[Collected data entries]
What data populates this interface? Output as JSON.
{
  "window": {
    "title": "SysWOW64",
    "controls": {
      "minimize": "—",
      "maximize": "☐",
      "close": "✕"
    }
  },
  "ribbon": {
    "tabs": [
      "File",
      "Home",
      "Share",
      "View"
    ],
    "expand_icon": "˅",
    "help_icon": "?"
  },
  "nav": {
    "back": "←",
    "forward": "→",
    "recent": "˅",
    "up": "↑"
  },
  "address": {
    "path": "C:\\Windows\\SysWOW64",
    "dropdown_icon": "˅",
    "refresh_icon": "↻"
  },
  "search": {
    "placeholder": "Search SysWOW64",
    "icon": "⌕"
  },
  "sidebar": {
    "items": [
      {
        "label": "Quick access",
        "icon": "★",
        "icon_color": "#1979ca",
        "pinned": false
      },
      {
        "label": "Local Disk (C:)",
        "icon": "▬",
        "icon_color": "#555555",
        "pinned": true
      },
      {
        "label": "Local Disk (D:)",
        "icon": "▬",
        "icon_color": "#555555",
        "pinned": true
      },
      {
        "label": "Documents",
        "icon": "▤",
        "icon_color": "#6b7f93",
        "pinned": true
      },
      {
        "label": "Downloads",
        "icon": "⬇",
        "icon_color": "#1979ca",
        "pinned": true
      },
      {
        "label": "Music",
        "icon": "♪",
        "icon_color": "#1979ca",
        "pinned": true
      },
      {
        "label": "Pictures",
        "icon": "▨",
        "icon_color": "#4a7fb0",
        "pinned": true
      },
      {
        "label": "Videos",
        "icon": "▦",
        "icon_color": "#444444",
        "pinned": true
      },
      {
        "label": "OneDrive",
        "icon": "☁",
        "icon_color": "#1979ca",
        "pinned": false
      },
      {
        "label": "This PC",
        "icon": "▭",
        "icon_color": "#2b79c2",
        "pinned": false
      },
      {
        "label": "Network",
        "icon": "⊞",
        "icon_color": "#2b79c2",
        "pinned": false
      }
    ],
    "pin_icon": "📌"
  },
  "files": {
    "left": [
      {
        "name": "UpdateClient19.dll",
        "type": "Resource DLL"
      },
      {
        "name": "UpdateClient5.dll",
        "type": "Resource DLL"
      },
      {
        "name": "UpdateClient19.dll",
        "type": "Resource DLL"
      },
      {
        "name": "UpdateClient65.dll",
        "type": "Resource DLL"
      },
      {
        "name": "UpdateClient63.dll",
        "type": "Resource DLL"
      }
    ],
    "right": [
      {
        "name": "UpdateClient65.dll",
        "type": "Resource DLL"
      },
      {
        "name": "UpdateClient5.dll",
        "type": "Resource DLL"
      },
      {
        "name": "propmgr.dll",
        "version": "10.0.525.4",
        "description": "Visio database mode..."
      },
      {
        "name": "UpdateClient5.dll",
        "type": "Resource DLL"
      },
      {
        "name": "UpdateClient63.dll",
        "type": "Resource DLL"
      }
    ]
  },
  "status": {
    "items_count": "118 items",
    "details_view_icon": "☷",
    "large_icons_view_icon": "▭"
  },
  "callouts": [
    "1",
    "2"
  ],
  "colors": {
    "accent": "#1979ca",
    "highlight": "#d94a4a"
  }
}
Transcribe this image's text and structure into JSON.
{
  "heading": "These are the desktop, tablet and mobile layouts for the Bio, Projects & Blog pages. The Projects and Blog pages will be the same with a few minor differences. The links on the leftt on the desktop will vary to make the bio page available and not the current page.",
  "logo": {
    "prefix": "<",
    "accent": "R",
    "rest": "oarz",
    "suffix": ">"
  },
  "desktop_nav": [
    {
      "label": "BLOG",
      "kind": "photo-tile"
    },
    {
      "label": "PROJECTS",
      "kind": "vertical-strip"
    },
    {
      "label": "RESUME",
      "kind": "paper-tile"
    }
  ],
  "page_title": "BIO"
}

* _Exercise directions_
Copy out every line that includes the word "JSON".

* _Correct response_
What data populates this interface? Output as JSON.
Transcribe this image's text and structure into JSON.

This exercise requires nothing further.